## start Listing

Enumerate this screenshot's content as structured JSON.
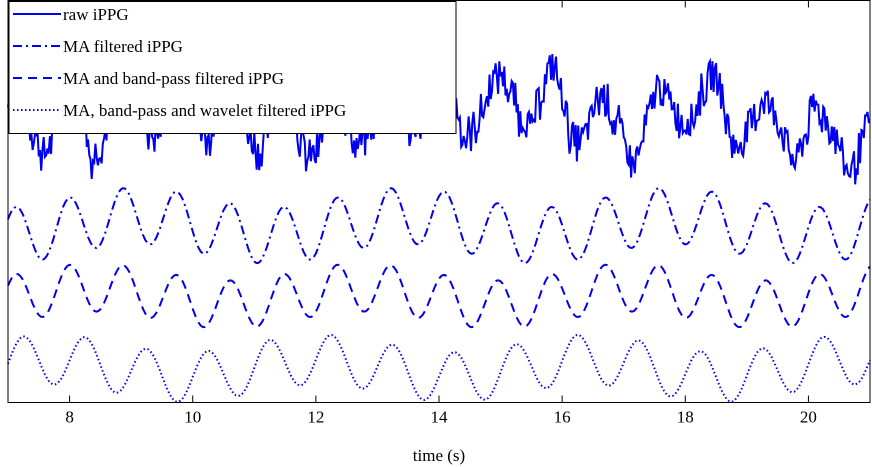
{
  "chart_data": {
    "type": "line",
    "title": "",
    "xlabel": "time (s)",
    "ylabel": "",
    "xlim": [
      7,
      21
    ],
    "x_ticks": [
      8,
      10,
      12,
      14,
      16,
      18,
      20
    ],
    "x_tick_labels": [
      "8",
      "10",
      "12",
      "14",
      "16",
      "18",
      "20"
    ],
    "y_ticks_shown": false,
    "grid": false,
    "legend_position": "top-left",
    "line_color": "#0000ee",
    "series": [
      {
        "name": "raw iPPG",
        "linestyle": "solid",
        "stack_level": 0.74,
        "amplitude": 0.075,
        "noise": 0.045,
        "freq_hz": 1.15,
        "phase": 0.3,
        "seed": 7
      },
      {
        "name": "MA filtered iPPG",
        "linestyle": "dashdot",
        "stack_level": 0.44,
        "amplitude": 0.07,
        "noise": 0.0,
        "freq_hz": 1.15,
        "phase": 0.3,
        "seed": 3
      },
      {
        "name": "MA and band-pass filtered iPPG",
        "linestyle": "dashed",
        "stack_level": 0.265,
        "amplitude": 0.06,
        "noise": 0.0,
        "freq_hz": 1.15,
        "phase": 0.3,
        "seed": 5
      },
      {
        "name": "MA, band-pass and wavelet filtered iPPG",
        "linestyle": "dotted",
        "stack_level": 0.085,
        "amplitude": 0.062,
        "noise": 0.0,
        "freq_hz": 1.0,
        "phase": 0.0,
        "seed": 9
      }
    ]
  }
}
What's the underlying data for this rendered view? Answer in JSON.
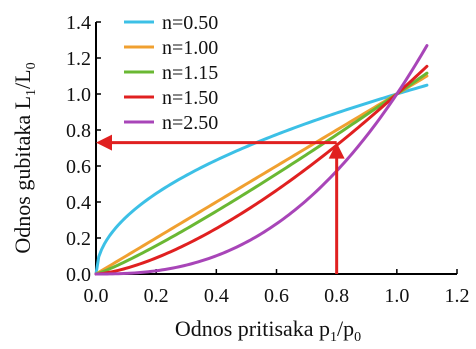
{
  "chart_data": {
    "type": "line",
    "xlabel": {
      "main": "Odnos pritisaka p",
      "sub1": "1",
      "mid": "/p",
      "sub2": "0"
    },
    "ylabel": {
      "main": "Odnos gubitaka L",
      "sub1": "1",
      "mid": "/L",
      "sub2": "0"
    },
    "xlim": [
      0.0,
      1.2
    ],
    "ylim": [
      0.0,
      1.4
    ],
    "x_ticks": [
      "0.0",
      "0.2",
      "0.4",
      "0.6",
      "0.8",
      "1.0",
      "1.2"
    ],
    "y_ticks": [
      "0.0",
      "0.2",
      "0.4",
      "0.6",
      "0.8",
      "1.0",
      "1.2",
      "1.4"
    ],
    "grid": false,
    "legend_position": "top-left",
    "series": [
      {
        "name": "n=0.50",
        "exponent": 0.5,
        "color": "#3cc0e6",
        "x_max": 1.1
      },
      {
        "name": "n=1.00",
        "exponent": 1.0,
        "color": "#f0a030",
        "x_max": 1.1
      },
      {
        "name": "n=1.15",
        "exponent": 1.15,
        "color": "#6ab833",
        "x_max": 1.1
      },
      {
        "name": "n=1.50",
        "exponent": 1.5,
        "color": "#e02020",
        "x_max": 1.1
      },
      {
        "name": "n=2.50",
        "exponent": 2.5,
        "color": "#a845b8",
        "x_max": 1.1
      }
    ],
    "annotation": {
      "color": "#e02020",
      "x": 0.8,
      "y": 0.73
    }
  }
}
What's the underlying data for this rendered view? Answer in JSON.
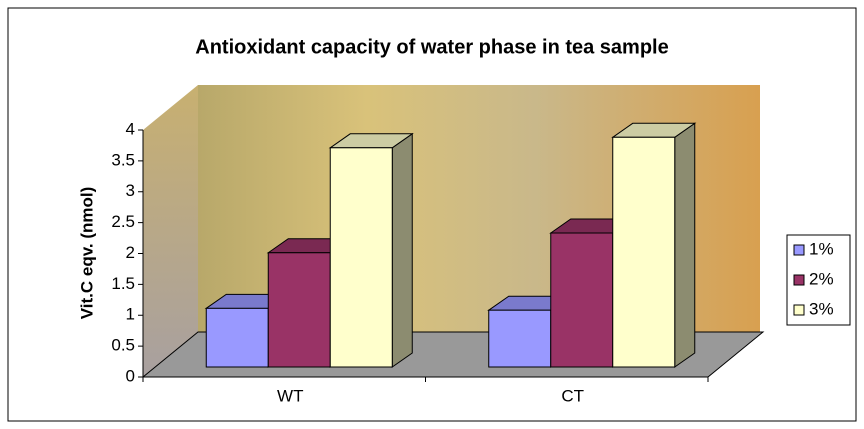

## end Listing

• _What the task requires_: Without including the pictures, reproduce all entries exactly.

• _Response for this exercise_:
Enumerate this screenshot's content as structured JSON.
{
  "chart_data": {
    "type": "line",
    "title": "",
    "xlabel": "time (s)",
    "ylabel": "",
    "xlim": [
      7,
      21
    ],
    "x_ticks": [
      8,
      10,
      12,
      14,
      16,
      18,
      20
    ],
    "x_tick_labels": [
      "8",
      "10",
      "12",
      "14",
      "16",
      "18",
      "20"
    ],
    "y_ticks_shown": false,
    "grid": false,
    "legend_position": "top-left",
    "line_color": "#0000ee",
    "series": [
      {
        "name": "raw iPPG",
        "linestyle": "solid",
        "stack_level": 0.74,
        "amplitude": 0.075,
        "noise": 0.045,
        "freq_hz": 1.15,
        "phase": 0.3,
        "seed": 7
      },
      {
        "name": "MA filtered iPPG",
        "linestyle": "dashdot",
        "stack_level": 0.44,
        "amplitude": 0.07,
        "noise": 0.0,
        "freq_hz": 1.15,
        "phase": 0.3,
        "seed": 3
      },
      {
        "name": "MA and band-pass filtered iPPG",
        "linestyle": "dashed",
        "stack_level": 0.265,
        "amplitude": 0.06,
        "noise": 0.0,
        "freq_hz": 1.15,
        "phase": 0.3,
        "seed": 5
      },
      {
        "name": "MA, band-pass and wavelet filtered iPPG",
        "linestyle": "dotted",
        "stack_level": 0.085,
        "amplitude": 0.062,
        "noise": 0.0,
        "freq_hz": 1.0,
        "phase": 0.0,
        "seed": 9
      }
    ]
  }
}
What's the underlying data for this rendered view? Answer in JSON.
{
  "chart_data": {
    "type": "line",
    "xlabel": {
      "main": "Odnos pritisaka p",
      "sub1": "1",
      "mid": "/p",
      "sub2": "0"
    },
    "ylabel": {
      "main": "Odnos gubitaka L",
      "sub1": "1",
      "mid": "/L",
      "sub2": "0"
    },
    "xlim": [
      0.0,
      1.2
    ],
    "ylim": [
      0.0,
      1.4
    ],
    "x_ticks": [
      "0.0",
      "0.2",
      "0.4",
      "0.6",
      "0.8",
      "1.0",
      "1.2"
    ],
    "y_ticks": [
      "0.0",
      "0.2",
      "0.4",
      "0.6",
      "0.8",
      "1.0",
      "1.2",
      "1.4"
    ],
    "grid": false,
    "legend_position": "top-left",
    "series": [
      {
        "name": "n=0.50",
        "exponent": 0.5,
        "color": "#3cc0e6",
        "x_max": 1.1
      },
      {
        "name": "n=1.00",
        "exponent": 1.0,
        "color": "#f0a030",
        "x_max": 1.1
      },
      {
        "name": "n=1.15",
        "exponent": 1.15,
        "color": "#6ab833",
        "x_max": 1.1
      },
      {
        "name": "n=1.50",
        "exponent": 1.5,
        "color": "#e02020",
        "x_max": 1.1
      },
      {
        "name": "n=2.50",
        "exponent": 2.5,
        "color": "#a845b8",
        "x_max": 1.1
      }
    ],
    "annotation": {
      "color": "#e02020",
      "x": 0.8,
      "y": 0.73
    }
  }
}
What's the underlying data for this rendered view? Answer in JSON.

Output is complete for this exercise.